━━━ RECORDS PROVIDED ━━━
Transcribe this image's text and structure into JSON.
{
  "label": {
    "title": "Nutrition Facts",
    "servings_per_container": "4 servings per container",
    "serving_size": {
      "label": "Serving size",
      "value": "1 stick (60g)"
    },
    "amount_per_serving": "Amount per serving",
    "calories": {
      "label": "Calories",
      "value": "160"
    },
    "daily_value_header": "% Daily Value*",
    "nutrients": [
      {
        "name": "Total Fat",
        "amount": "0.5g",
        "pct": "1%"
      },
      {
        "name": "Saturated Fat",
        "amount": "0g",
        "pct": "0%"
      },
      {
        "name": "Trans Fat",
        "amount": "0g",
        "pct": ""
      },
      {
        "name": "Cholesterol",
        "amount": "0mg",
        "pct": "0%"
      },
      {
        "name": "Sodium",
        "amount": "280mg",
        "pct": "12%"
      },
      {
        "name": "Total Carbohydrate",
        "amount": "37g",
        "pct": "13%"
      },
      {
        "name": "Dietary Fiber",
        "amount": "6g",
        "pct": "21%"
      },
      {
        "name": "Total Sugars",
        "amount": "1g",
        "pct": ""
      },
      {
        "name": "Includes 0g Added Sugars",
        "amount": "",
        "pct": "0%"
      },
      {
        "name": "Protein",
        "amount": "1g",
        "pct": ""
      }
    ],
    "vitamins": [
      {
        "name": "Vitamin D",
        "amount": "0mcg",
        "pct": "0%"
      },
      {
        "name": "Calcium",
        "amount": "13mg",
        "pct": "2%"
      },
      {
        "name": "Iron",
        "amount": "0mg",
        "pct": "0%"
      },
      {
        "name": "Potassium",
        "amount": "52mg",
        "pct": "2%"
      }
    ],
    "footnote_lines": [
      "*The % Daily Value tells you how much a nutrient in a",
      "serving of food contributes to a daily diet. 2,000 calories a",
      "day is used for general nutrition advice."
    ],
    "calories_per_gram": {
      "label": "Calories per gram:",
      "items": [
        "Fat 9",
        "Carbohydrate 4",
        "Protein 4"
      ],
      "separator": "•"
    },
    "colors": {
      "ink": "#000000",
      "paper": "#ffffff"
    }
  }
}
━━━
→ PROBLEM REQUIREMENTS: All of the data above should be reproduced word for word.

→ SOLUTION FOR THIS EXERCISE:
Transcribe this image's text and structure into JSON.
{
  "label": {
    "title": "Nutrition Facts",
    "servings_per_container": "4 servings per container",
    "serving_size": {
      "label": "Serving size",
      "value": "1 stick (60g)"
    },
    "amount_per_serving": "Amount per serving",
    "calories": {
      "label": "Calories",
      "value": "160"
    },
    "daily_value_header": "% Daily Value*",
    "nutrients": [
      {
        "name": "Total Fat",
        "amount": "0.5g",
        "pct": "1%"
      },
      {
        "name": "Saturated Fat",
        "amount": "0g",
        "pct": "0%"
      },
      {
        "name": "Trans Fat",
        "amount": "0g",
        "pct": ""
      },
      {
        "name": "Cholesterol",
        "amount": "0mg",
        "pct": "0%"
      },
      {
        "name": "Sodium",
        "amount": "280mg",
        "pct": "12%"
      },
      {
        "name": "Total Carbohydrate",
        "amount": "37g",
        "pct": "13%"
      },
      {
        "name": "Dietary Fiber",
        "amount": "6g",
        "pct": "21%"
      },
      {
        "name": "Total Sugars",
        "amount": "1g",
        "pct": ""
      },
      {
        "name": "Includes 0g Added Sugars",
        "amount": "",
        "pct": "0%"
      },
      {
        "name": "Protein",
        "amount": "1g",
        "pct": ""
      }
    ],
    "vitamins": [
      {
        "name": "Vitamin D",
        "amount": "0mcg",
        "pct": "0%"
      },
      {
        "name": "Calcium",
        "amount": "13mg",
        "pct": "2%"
      },
      {
        "name": "Iron",
        "amount": "0mg",
        "pct": "0%"
      },
      {
        "name": "Potassium",
        "amount": "52mg",
        "pct": "2%"
      }
    ],
    "footnote_lines": [
      "*The % Daily Value tells you how much a nutrient in a",
      "serving of food contributes to a daily diet. 2,000 calories a",
      "day is used for general nutrition advice."
    ],
    "calories_per_gram": {
      "label": "Calories per gram:",
      "items": [
        "Fat 9",
        "Carbohydrate 4",
        "Protein 4"
      ],
      "separator": "•"
    },
    "colors": {
      "ink": "#000000",
      "paper": "#ffffff"
    }
  }
}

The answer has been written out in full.